◆ Stated exercise ◆
Determine the number of lines containing the word "axis", and state that figure alone.

╔══

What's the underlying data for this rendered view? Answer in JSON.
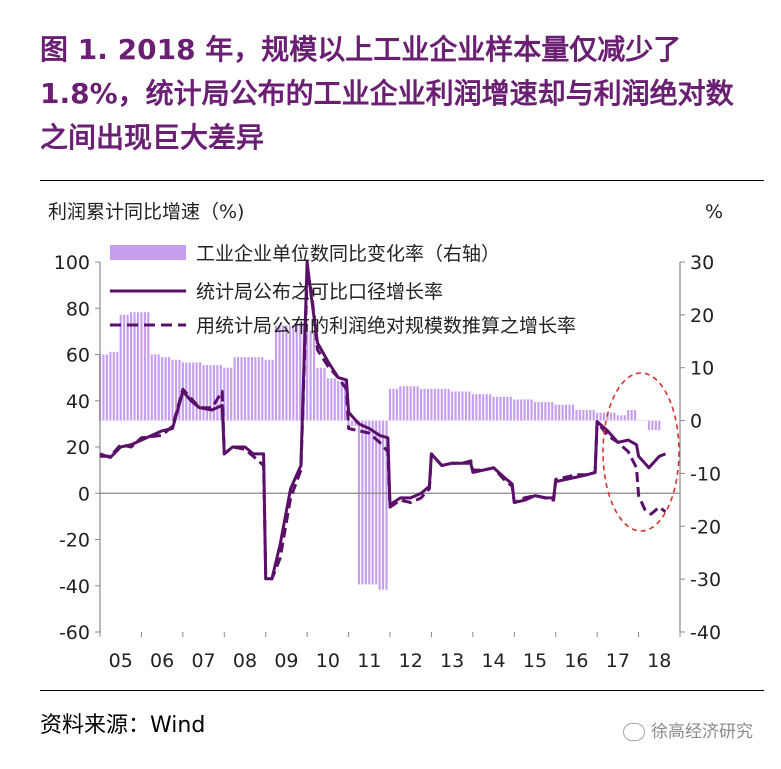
{
  "title": "图 1. 2018 年，规模以上工业企业样本量仅减少了 1.8%，统计局公布的工业企业利润增速却与利润绝对数之间出现巨大差异",
  "source": "资料来源：Wind",
  "watermark": "徐高经济研究",
  "chart_data": {
    "type": "bar+line",
    "ylabel_left": "利润累计同比增速（%)",
    "ylabel_right": "%",
    "ylim_left": [
      -60,
      100
    ],
    "yticks_left": [
      100,
      80,
      60,
      40,
      20,
      0,
      -20,
      -40,
      -60
    ],
    "ylim_right": [
      -40,
      30
    ],
    "yticks_right": [
      30,
      20,
      10,
      0,
      -10,
      -20,
      -30,
      -40
    ],
    "xlim": [
      2005,
      2019
    ],
    "xticks": [
      "05",
      "06",
      "07",
      "08",
      "09",
      "10",
      "11",
      "12",
      "13",
      "14",
      "15",
      "16",
      "17",
      "18"
    ],
    "legend_position": "top",
    "colors": {
      "bar": "#c59ef0",
      "line": "#5a1069",
      "highlight": "#d9322e",
      "axis": "#888888"
    },
    "series": [
      {
        "name": "工业企业单位数同比变化率（右轴）",
        "type": "bar",
        "axis": "right",
        "values": [
          [
            2005.0,
            12.5
          ],
          [
            2005.25,
            13
          ],
          [
            2005.5,
            20
          ],
          [
            2005.75,
            20.5
          ],
          [
            2006.0,
            20.5
          ],
          [
            2006.25,
            12.5
          ],
          [
            2006.5,
            12
          ],
          [
            2006.75,
            11.5
          ],
          [
            2007.0,
            11
          ],
          [
            2007.5,
            10.5
          ],
          [
            2008.0,
            10
          ],
          [
            2008.25,
            12
          ],
          [
            2008.75,
            12
          ],
          [
            2009.0,
            11.5
          ],
          [
            2009.25,
            18
          ],
          [
            2009.75,
            18.5
          ],
          [
            2010.0,
            17
          ],
          [
            2010.25,
            10
          ],
          [
            2010.5,
            8
          ],
          [
            2010.75,
            7.5
          ],
          [
            2011.0,
            -1
          ],
          [
            2011.25,
            -31
          ],
          [
            2011.75,
            -32
          ],
          [
            2011.95,
            -31
          ],
          [
            2012.0,
            6
          ],
          [
            2012.25,
            6.5
          ],
          [
            2012.75,
            6
          ],
          [
            2013.0,
            6
          ],
          [
            2013.5,
            5.5
          ],
          [
            2014.0,
            5
          ],
          [
            2014.5,
            4.5
          ],
          [
            2015.0,
            4
          ],
          [
            2015.5,
            3.5
          ],
          [
            2016.0,
            3
          ],
          [
            2016.5,
            2
          ],
          [
            2017.0,
            1.5
          ],
          [
            2017.5,
            1
          ],
          [
            2017.75,
            2
          ],
          [
            2018.0,
            0
          ],
          [
            2018.25,
            -1.8
          ],
          [
            2018.5,
            -1.8
          ]
        ]
      },
      {
        "name": "统计局公布之可比口径增长率",
        "type": "line",
        "style": "solid",
        "axis": "left",
        "values": [
          [
            2005.0,
            17
          ],
          [
            2005.25,
            15.5
          ],
          [
            2005.5,
            20
          ],
          [
            2005.75,
            21
          ],
          [
            2006.0,
            23
          ],
          [
            2006.5,
            27
          ],
          [
            2006.75,
            28
          ],
          [
            2007.0,
            44
          ],
          [
            2007.2,
            40
          ],
          [
            2007.4,
            37
          ],
          [
            2007.7,
            36
          ],
          [
            2007.95,
            38
          ],
          [
            2008.0,
            17
          ],
          [
            2008.2,
            20
          ],
          [
            2008.5,
            20
          ],
          [
            2008.7,
            17
          ],
          [
            2008.95,
            17
          ],
          [
            2009.0,
            -37
          ],
          [
            2009.15,
            -37
          ],
          [
            2009.35,
            -22
          ],
          [
            2009.6,
            2
          ],
          [
            2009.85,
            12
          ],
          [
            2010.0,
            100
          ],
          [
            2010.1,
            85
          ],
          [
            2010.25,
            65
          ],
          [
            2010.5,
            57
          ],
          [
            2010.75,
            50
          ],
          [
            2010.95,
            49
          ],
          [
            2011.0,
            35
          ],
          [
            2011.25,
            30
          ],
          [
            2011.5,
            28
          ],
          [
            2011.75,
            25
          ],
          [
            2011.95,
            24
          ],
          [
            2012.0,
            -5
          ],
          [
            2012.25,
            -2
          ],
          [
            2012.5,
            -2
          ],
          [
            2012.75,
            0
          ],
          [
            2012.95,
            3
          ],
          [
            2013.0,
            17
          ],
          [
            2013.25,
            12
          ],
          [
            2013.5,
            13
          ],
          [
            2013.75,
            13
          ],
          [
            2013.95,
            13
          ],
          [
            2014.0,
            9
          ],
          [
            2014.25,
            10
          ],
          [
            2014.5,
            11
          ],
          [
            2014.75,
            7
          ],
          [
            2014.95,
            4
          ],
          [
            2015.0,
            -4
          ],
          [
            2015.25,
            -3
          ],
          [
            2015.5,
            -1
          ],
          [
            2015.75,
            -2
          ],
          [
            2015.95,
            -2
          ],
          [
            2016.0,
            5
          ],
          [
            2016.25,
            6
          ],
          [
            2016.5,
            7
          ],
          [
            2016.75,
            8
          ],
          [
            2016.95,
            9
          ],
          [
            2017.0,
            31
          ],
          [
            2017.25,
            27
          ],
          [
            2017.5,
            22
          ],
          [
            2017.75,
            23
          ],
          [
            2017.95,
            21
          ],
          [
            2018.0,
            16
          ],
          [
            2018.25,
            11
          ],
          [
            2018.5,
            16
          ],
          [
            2018.65,
            17
          ]
        ]
      },
      {
        "name": "用统计局公布的利润绝对规模数推算之增长率",
        "type": "line",
        "style": "dashed",
        "axis": "left",
        "values": [
          [
            2005.0,
            16
          ],
          [
            2005.25,
            16
          ],
          [
            2005.5,
            21
          ],
          [
            2005.75,
            20
          ],
          [
            2006.0,
            24
          ],
          [
            2006.5,
            25
          ],
          [
            2006.75,
            29
          ],
          [
            2007.0,
            45
          ],
          [
            2007.2,
            41
          ],
          [
            2007.4,
            37
          ],
          [
            2007.7,
            37
          ],
          [
            2007.95,
            44
          ],
          [
            2008.0,
            17
          ],
          [
            2008.2,
            20
          ],
          [
            2008.5,
            19
          ],
          [
            2008.7,
            16
          ],
          [
            2008.95,
            12
          ],
          [
            2009.0,
            -35
          ],
          [
            2009.15,
            -37
          ],
          [
            2009.35,
            -28
          ],
          [
            2009.6,
            -2
          ],
          [
            2009.85,
            10
          ],
          [
            2010.0,
            93
          ],
          [
            2010.1,
            88
          ],
          [
            2010.25,
            62
          ],
          [
            2010.5,
            55
          ],
          [
            2010.75,
            50
          ],
          [
            2010.95,
            45
          ],
          [
            2011.0,
            28
          ],
          [
            2011.25,
            27
          ],
          [
            2011.5,
            26
          ],
          [
            2011.75,
            22
          ],
          [
            2011.95,
            18
          ],
          [
            2012.0,
            -6
          ],
          [
            2012.25,
            -3
          ],
          [
            2012.5,
            -4
          ],
          [
            2012.75,
            -2
          ],
          [
            2012.95,
            2
          ],
          [
            2013.0,
            17
          ],
          [
            2013.25,
            12
          ],
          [
            2013.5,
            13
          ],
          [
            2013.75,
            13
          ],
          [
            2013.95,
            14
          ],
          [
            2014.0,
            10
          ],
          [
            2014.25,
            10
          ],
          [
            2014.5,
            11
          ],
          [
            2014.75,
            6
          ],
          [
            2014.95,
            3
          ],
          [
            2015.0,
            -4
          ],
          [
            2015.25,
            -2
          ],
          [
            2015.5,
            -1
          ],
          [
            2015.75,
            -2
          ],
          [
            2015.95,
            -3
          ],
          [
            2016.0,
            6
          ],
          [
            2016.25,
            7
          ],
          [
            2016.5,
            8
          ],
          [
            2016.75,
            8
          ],
          [
            2016.95,
            9
          ],
          [
            2017.0,
            31
          ],
          [
            2017.25,
            25
          ],
          [
            2017.5,
            22
          ],
          [
            2017.75,
            18
          ],
          [
            2017.95,
            11
          ],
          [
            2018.0,
            -1
          ],
          [
            2018.15,
            -7
          ],
          [
            2018.3,
            -9
          ],
          [
            2018.5,
            -6
          ],
          [
            2018.65,
            -8
          ]
        ]
      }
    ]
  }
}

╚══

◆ Reply to the exercise ◆
4